● **Task brief**:
For every line in the data below that contains "mantenimiento", copy the line.

● **Input records**:
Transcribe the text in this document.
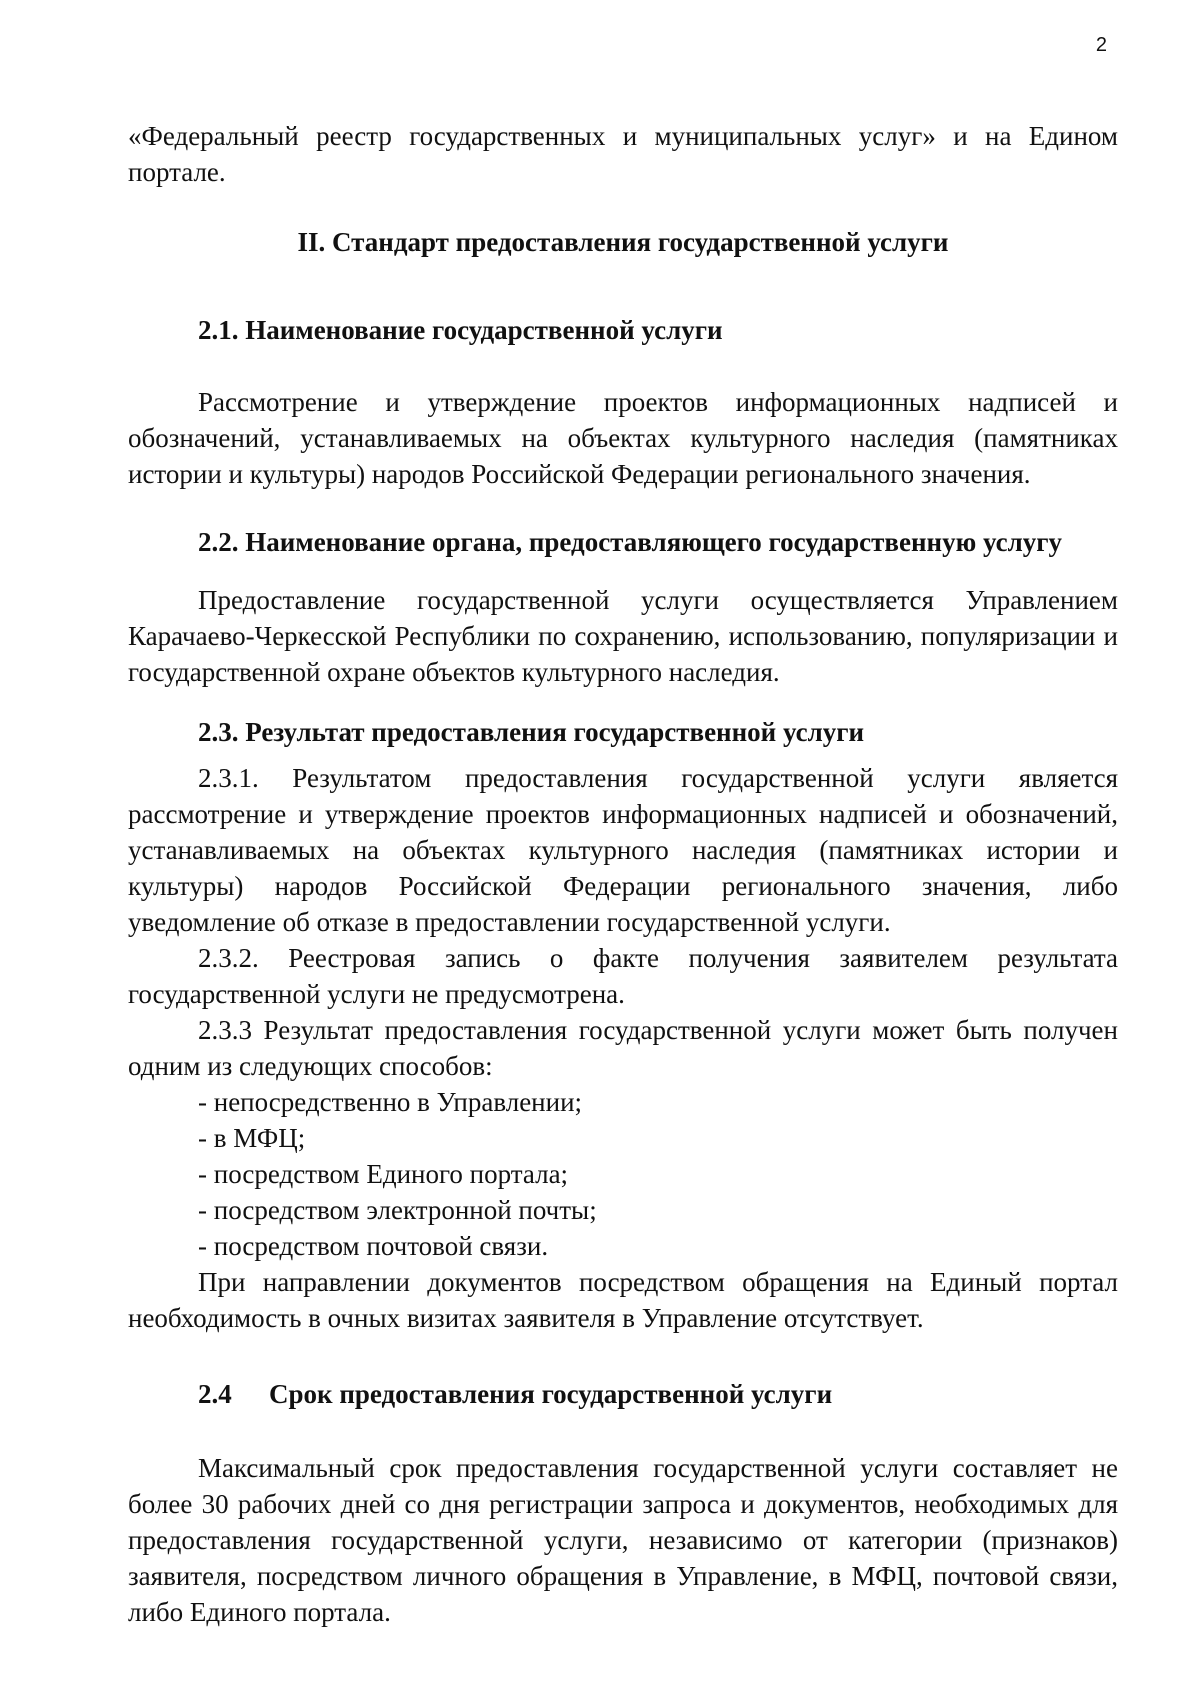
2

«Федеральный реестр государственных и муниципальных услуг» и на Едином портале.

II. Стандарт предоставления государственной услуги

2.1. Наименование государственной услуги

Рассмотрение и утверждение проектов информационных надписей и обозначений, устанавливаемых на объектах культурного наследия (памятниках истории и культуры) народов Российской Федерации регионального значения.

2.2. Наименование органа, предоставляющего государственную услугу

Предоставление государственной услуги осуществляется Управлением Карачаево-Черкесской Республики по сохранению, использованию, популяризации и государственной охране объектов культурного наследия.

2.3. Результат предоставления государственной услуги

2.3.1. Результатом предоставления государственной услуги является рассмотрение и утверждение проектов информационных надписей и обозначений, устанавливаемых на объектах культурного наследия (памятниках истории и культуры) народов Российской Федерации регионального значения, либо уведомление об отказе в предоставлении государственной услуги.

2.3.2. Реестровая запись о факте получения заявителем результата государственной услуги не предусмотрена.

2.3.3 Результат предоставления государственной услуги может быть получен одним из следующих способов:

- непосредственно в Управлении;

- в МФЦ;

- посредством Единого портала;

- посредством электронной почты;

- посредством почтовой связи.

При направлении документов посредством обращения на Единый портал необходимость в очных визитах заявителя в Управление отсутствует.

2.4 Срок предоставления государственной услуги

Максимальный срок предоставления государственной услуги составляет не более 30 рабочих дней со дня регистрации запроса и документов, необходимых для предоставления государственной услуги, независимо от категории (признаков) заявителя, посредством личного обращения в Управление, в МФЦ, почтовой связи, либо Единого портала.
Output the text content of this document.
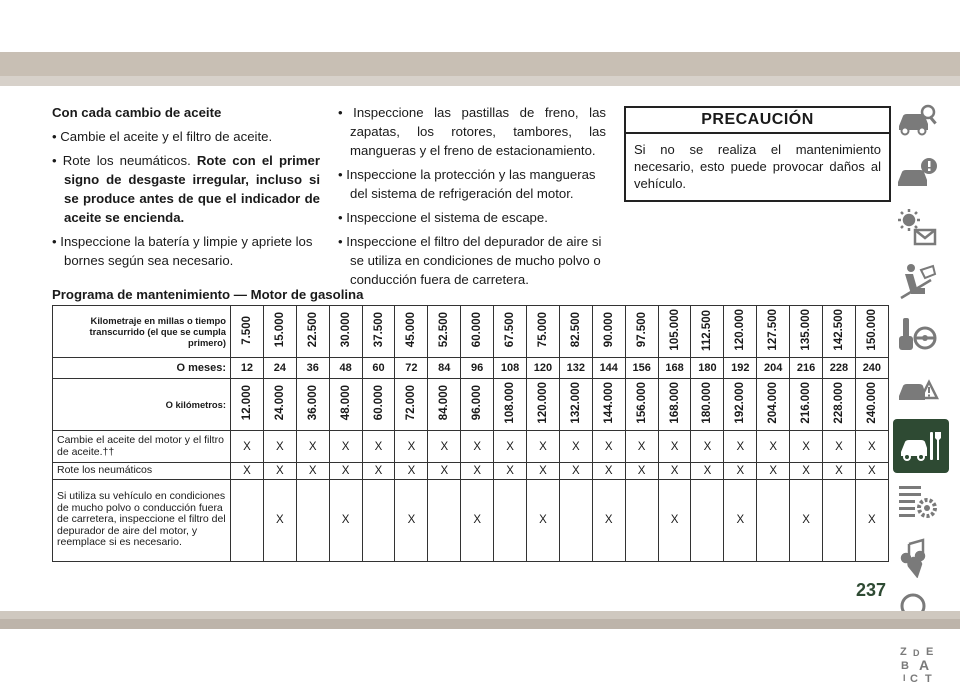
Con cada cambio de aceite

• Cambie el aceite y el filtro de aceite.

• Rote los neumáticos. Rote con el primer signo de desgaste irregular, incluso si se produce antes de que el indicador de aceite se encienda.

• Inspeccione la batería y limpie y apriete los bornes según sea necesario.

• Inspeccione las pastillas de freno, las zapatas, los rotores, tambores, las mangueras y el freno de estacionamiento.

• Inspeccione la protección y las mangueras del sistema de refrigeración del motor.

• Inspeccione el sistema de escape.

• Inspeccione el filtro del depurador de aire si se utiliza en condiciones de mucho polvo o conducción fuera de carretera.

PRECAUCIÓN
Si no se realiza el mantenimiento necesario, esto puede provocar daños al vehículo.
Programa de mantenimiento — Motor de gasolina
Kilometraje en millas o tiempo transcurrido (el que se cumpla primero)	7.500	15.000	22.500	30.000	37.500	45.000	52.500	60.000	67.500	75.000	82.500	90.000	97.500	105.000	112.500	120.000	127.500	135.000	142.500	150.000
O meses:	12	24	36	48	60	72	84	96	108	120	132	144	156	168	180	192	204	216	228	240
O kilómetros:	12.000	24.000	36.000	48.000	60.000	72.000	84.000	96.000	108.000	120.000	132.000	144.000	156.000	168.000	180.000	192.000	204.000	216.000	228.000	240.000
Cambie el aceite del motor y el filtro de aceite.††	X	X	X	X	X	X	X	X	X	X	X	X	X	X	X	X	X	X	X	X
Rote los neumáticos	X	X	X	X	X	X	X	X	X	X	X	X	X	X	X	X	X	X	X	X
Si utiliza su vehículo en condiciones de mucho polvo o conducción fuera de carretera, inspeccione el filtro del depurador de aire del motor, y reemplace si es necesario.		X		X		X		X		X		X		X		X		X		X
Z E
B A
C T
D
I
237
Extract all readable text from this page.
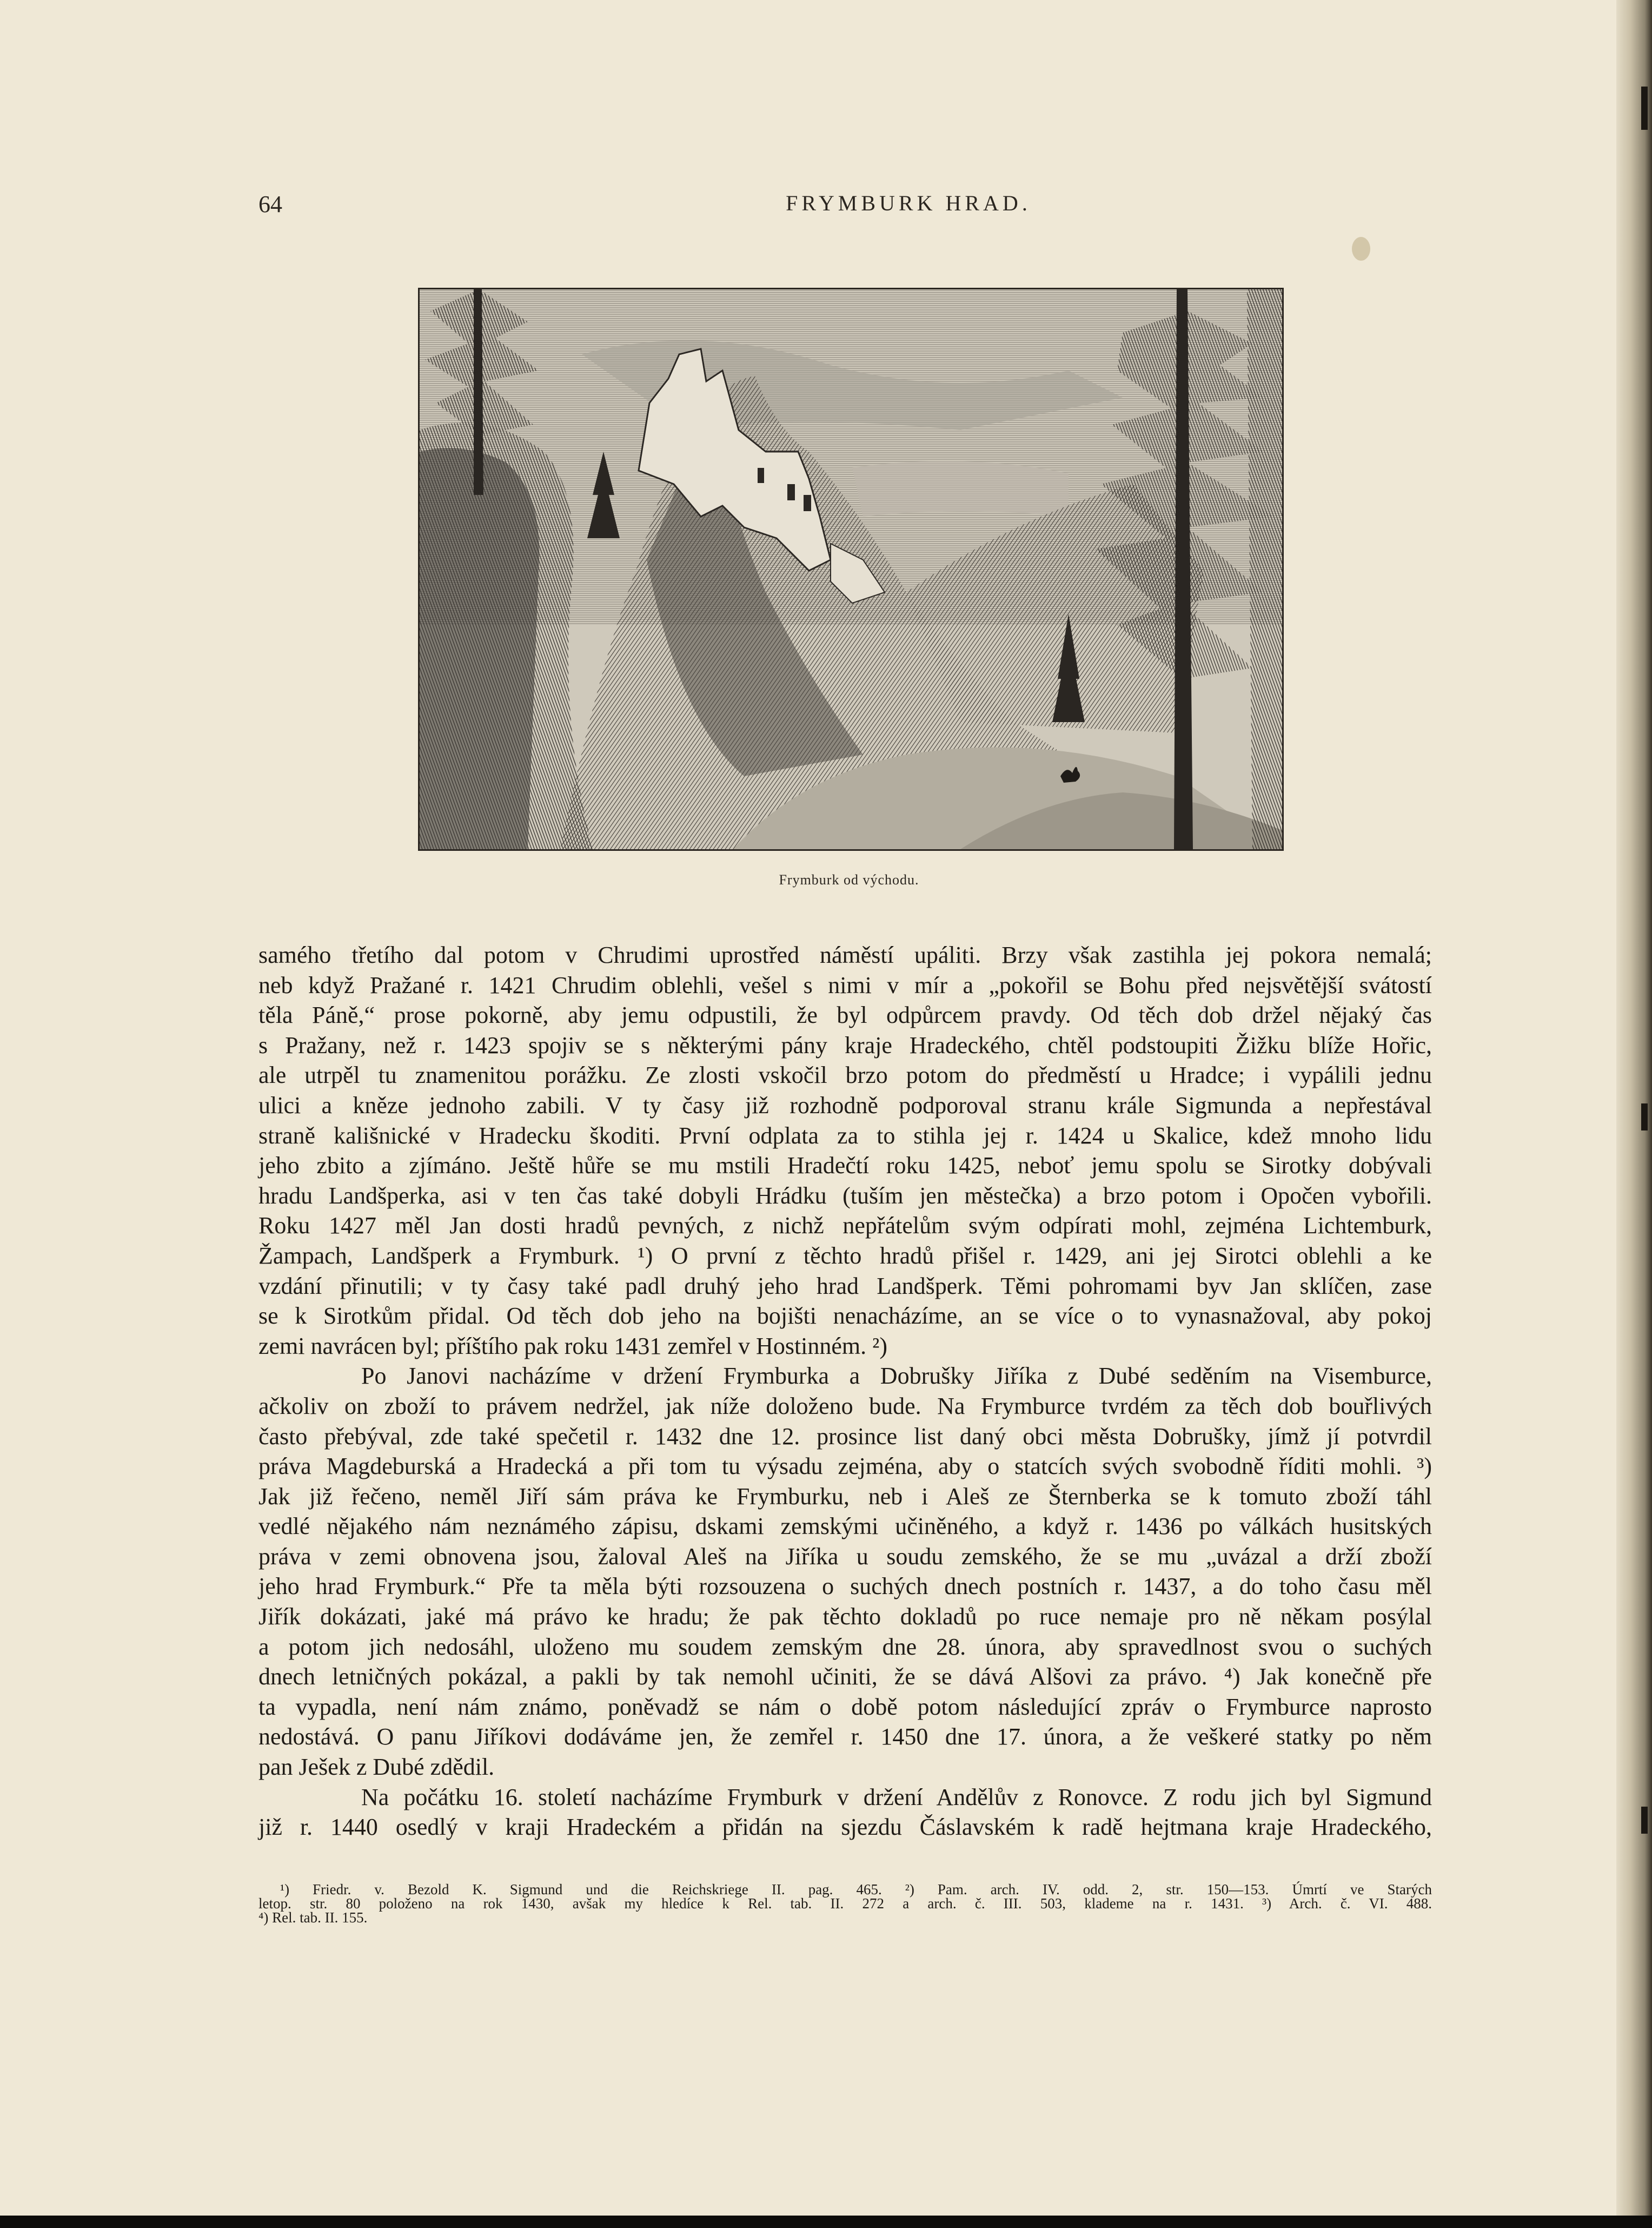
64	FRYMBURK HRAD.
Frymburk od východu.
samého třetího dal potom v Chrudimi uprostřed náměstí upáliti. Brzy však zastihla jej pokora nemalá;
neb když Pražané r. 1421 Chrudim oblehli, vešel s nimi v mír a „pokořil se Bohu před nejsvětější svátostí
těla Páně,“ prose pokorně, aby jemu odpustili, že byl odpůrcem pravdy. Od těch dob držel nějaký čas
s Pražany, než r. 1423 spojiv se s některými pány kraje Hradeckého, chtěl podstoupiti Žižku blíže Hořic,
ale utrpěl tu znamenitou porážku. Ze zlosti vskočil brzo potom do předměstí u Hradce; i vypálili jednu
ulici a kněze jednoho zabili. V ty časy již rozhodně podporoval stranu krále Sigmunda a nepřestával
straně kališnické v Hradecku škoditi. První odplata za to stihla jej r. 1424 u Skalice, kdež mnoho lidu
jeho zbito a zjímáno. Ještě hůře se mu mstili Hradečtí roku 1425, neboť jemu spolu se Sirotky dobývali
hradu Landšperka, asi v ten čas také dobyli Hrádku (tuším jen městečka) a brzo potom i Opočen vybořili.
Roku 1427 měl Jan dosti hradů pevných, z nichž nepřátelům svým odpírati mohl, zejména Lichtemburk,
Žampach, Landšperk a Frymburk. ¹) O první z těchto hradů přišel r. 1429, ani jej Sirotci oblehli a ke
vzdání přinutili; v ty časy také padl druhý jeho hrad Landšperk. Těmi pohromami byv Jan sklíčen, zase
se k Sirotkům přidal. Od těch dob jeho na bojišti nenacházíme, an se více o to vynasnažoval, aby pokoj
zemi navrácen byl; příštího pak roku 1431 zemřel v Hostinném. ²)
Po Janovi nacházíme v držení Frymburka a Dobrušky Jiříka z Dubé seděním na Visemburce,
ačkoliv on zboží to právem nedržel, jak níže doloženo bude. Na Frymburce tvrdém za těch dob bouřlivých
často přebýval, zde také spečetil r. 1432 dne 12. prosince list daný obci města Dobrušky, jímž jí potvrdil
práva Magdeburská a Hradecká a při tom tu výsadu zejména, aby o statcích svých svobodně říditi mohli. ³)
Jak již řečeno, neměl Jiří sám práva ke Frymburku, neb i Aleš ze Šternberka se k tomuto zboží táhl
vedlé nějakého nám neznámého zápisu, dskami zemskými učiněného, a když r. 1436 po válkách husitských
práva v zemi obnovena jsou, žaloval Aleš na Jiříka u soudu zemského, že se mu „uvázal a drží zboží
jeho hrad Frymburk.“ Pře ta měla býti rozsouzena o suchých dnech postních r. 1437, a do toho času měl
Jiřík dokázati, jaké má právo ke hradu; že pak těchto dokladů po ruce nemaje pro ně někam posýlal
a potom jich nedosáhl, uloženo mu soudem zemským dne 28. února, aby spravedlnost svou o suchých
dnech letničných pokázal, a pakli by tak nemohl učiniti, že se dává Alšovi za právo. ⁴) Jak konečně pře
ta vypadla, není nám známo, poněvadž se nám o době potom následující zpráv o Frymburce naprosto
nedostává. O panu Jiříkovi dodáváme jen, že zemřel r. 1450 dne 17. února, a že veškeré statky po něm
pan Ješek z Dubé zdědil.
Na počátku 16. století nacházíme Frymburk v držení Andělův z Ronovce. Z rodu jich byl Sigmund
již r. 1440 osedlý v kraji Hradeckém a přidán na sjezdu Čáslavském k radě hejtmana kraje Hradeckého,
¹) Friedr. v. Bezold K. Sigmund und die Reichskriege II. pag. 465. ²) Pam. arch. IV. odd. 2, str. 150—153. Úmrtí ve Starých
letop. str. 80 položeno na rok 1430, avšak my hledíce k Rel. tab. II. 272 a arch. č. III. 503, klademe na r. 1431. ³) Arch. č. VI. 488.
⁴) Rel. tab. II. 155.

● **Result below**:
Si no se realiza el mantenimiento necesario, esto puede provocar daños al vehículo.
Programa de mantenimiento — Motor de gasolina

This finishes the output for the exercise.